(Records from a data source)
* START *
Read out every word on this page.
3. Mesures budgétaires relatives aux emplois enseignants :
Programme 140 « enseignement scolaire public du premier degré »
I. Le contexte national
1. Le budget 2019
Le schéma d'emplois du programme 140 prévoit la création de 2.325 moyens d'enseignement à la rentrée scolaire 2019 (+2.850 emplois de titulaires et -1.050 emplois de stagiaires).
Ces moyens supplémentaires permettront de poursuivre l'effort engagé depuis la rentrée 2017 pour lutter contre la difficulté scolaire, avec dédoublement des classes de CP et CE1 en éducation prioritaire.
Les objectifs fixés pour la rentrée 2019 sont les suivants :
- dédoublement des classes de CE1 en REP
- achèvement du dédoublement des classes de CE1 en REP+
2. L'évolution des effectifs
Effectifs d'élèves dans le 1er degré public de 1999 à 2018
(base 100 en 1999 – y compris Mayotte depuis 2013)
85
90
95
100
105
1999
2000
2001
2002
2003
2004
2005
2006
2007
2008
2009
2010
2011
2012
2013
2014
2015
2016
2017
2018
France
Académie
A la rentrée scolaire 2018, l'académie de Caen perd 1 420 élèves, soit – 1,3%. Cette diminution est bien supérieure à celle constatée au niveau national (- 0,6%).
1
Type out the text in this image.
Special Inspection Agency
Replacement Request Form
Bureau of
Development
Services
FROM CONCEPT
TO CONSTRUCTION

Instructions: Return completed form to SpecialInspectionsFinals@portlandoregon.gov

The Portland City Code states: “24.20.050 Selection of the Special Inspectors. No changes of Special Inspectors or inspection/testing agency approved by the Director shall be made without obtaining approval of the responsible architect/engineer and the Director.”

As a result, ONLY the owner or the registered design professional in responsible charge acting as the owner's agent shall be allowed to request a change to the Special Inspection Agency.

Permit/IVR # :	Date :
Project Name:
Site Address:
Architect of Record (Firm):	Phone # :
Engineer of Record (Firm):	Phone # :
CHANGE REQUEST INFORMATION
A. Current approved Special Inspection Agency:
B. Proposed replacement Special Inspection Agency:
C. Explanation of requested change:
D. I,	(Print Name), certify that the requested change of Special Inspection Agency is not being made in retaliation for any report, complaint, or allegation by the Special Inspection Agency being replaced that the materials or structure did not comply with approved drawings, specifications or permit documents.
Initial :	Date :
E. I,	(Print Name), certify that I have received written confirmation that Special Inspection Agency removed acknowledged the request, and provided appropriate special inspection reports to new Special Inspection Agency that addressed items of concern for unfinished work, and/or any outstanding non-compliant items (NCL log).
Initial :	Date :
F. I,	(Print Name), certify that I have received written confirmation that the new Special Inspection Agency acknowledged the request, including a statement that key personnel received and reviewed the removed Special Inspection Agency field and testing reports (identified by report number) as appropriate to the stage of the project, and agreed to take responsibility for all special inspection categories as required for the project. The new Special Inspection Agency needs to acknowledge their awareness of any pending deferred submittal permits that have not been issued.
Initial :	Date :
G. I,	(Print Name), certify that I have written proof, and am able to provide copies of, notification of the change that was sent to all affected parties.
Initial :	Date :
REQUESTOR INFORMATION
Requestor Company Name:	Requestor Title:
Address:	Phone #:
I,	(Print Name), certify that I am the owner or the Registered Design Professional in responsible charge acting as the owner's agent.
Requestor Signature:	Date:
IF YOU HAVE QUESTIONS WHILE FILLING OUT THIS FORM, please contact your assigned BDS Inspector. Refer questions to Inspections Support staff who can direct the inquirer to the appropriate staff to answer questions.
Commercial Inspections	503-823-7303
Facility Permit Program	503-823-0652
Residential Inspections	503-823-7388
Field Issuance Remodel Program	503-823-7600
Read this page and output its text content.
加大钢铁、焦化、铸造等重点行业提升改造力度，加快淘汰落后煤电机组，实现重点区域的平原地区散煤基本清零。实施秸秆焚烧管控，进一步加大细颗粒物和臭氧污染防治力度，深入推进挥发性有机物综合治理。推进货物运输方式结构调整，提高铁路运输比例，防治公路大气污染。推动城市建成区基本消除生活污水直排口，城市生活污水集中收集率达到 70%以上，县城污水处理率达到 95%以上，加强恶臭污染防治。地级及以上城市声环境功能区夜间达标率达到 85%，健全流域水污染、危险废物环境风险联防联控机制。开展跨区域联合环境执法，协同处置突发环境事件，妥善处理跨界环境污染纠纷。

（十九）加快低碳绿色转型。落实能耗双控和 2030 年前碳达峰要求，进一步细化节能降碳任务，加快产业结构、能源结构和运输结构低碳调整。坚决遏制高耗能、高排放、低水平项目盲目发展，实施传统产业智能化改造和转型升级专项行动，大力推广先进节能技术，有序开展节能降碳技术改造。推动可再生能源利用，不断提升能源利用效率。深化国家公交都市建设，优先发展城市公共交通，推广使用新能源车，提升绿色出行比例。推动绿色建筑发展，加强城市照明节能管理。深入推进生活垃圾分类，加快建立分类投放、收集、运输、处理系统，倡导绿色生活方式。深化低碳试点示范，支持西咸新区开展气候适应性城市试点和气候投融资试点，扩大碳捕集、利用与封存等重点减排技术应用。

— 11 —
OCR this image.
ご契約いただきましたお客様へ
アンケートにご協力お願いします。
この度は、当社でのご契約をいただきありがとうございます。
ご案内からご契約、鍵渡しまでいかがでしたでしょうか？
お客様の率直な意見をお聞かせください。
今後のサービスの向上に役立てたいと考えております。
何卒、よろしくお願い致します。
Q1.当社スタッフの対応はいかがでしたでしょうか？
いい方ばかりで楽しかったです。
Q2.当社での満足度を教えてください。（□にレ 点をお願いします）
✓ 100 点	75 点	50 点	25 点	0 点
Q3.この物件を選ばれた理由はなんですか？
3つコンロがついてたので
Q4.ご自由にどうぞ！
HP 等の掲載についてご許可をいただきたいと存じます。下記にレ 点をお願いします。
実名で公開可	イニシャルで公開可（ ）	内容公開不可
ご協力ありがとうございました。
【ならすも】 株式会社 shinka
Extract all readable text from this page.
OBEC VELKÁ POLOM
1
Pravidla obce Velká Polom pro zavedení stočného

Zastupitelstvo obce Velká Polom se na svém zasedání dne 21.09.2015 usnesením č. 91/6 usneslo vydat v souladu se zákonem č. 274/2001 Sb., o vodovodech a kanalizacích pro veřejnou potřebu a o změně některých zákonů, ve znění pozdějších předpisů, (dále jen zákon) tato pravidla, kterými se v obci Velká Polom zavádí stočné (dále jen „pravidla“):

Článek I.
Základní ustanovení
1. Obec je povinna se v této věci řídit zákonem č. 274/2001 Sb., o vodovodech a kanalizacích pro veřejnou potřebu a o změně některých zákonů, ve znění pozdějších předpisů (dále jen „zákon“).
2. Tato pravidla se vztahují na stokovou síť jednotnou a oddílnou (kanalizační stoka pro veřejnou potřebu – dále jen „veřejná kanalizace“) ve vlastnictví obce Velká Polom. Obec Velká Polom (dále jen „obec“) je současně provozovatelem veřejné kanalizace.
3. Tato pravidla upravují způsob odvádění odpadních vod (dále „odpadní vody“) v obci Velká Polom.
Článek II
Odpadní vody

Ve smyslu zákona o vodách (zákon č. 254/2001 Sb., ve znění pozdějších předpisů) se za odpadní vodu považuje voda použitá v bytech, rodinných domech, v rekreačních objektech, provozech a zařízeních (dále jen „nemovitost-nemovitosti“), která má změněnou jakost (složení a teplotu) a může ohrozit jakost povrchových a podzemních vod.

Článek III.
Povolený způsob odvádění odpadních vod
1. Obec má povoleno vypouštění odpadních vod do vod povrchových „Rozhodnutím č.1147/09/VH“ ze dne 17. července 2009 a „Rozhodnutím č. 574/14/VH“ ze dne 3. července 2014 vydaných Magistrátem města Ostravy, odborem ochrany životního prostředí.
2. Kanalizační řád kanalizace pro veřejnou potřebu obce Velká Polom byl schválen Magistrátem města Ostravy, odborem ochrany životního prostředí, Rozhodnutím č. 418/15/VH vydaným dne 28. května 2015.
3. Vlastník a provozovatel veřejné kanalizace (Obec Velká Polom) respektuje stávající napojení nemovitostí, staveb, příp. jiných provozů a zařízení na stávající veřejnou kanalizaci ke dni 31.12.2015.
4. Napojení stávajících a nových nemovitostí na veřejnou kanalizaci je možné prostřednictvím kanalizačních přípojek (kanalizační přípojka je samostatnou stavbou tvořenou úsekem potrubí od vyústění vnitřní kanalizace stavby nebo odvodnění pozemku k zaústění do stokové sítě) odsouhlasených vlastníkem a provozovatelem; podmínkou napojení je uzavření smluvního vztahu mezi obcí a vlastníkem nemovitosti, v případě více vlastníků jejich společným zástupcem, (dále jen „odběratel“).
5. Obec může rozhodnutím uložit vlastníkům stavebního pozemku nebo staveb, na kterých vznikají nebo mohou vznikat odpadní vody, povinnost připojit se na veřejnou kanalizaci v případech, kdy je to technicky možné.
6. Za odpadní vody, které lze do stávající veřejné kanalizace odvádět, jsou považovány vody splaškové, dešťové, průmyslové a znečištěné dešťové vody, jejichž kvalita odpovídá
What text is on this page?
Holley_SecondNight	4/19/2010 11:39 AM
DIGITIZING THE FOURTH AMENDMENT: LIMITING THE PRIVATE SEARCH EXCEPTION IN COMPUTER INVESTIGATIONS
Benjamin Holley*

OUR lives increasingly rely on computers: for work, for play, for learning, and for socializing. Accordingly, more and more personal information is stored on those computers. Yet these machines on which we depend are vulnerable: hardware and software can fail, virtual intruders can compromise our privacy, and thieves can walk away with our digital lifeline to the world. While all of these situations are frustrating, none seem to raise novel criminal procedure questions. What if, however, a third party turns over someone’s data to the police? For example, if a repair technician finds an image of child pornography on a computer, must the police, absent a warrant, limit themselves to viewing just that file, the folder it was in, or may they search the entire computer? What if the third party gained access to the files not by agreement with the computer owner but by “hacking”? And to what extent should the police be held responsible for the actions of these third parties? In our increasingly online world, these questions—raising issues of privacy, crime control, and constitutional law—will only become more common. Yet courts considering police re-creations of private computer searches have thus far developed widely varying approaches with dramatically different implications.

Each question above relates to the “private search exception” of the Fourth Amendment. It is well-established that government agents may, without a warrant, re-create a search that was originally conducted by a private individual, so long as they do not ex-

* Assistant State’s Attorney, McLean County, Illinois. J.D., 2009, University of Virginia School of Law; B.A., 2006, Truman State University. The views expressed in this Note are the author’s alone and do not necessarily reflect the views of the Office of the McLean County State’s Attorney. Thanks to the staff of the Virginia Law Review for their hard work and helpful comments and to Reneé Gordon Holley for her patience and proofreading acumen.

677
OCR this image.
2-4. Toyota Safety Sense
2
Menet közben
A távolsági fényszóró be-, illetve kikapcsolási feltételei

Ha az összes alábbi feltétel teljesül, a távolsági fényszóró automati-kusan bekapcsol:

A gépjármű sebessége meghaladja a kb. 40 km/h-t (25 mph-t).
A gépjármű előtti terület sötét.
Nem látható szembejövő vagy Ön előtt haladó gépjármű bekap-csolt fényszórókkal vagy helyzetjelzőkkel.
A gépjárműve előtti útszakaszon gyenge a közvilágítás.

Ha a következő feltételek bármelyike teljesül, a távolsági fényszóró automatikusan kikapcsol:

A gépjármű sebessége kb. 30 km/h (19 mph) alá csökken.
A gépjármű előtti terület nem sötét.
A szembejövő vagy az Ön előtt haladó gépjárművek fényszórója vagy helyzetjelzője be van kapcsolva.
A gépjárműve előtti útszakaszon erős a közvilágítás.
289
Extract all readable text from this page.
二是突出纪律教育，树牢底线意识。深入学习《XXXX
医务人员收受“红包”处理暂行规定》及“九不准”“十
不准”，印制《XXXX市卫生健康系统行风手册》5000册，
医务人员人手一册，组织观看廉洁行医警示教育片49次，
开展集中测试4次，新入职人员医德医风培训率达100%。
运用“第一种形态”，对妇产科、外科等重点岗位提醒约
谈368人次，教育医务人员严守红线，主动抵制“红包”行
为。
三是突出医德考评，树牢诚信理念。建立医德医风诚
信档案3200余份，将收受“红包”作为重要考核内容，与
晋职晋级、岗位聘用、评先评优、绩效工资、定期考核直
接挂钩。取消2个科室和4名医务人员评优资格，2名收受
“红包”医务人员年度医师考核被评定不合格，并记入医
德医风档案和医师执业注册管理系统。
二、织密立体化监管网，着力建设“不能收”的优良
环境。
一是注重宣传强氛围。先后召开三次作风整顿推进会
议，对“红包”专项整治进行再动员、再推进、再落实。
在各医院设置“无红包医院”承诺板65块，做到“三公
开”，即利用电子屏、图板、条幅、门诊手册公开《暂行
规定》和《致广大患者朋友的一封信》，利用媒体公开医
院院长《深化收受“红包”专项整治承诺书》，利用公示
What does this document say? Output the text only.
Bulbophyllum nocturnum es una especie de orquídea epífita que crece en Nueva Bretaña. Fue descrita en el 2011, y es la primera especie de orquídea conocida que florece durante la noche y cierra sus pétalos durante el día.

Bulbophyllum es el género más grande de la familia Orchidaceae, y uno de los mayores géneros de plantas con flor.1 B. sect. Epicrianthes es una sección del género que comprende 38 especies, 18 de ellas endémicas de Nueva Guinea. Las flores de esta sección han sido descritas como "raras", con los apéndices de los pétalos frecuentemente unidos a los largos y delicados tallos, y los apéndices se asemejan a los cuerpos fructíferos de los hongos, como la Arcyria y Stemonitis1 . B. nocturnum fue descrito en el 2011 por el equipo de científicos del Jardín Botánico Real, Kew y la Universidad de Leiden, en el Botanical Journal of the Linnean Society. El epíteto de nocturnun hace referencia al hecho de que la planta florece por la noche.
* END *
What this task involves:
In the listing above, locate each line with "pour" and copy it.

Exercise result:
Ces moyens supplémentaires permettront de poursuivre l'effort engagé depuis la rentrée 2017 pour lutter contre la difficulté scolaire, avec dédoublement des classes de CP et CE1 en éducation prioritaire.
Les objectifs fixés pour la rentrée 2019 sont les suivants :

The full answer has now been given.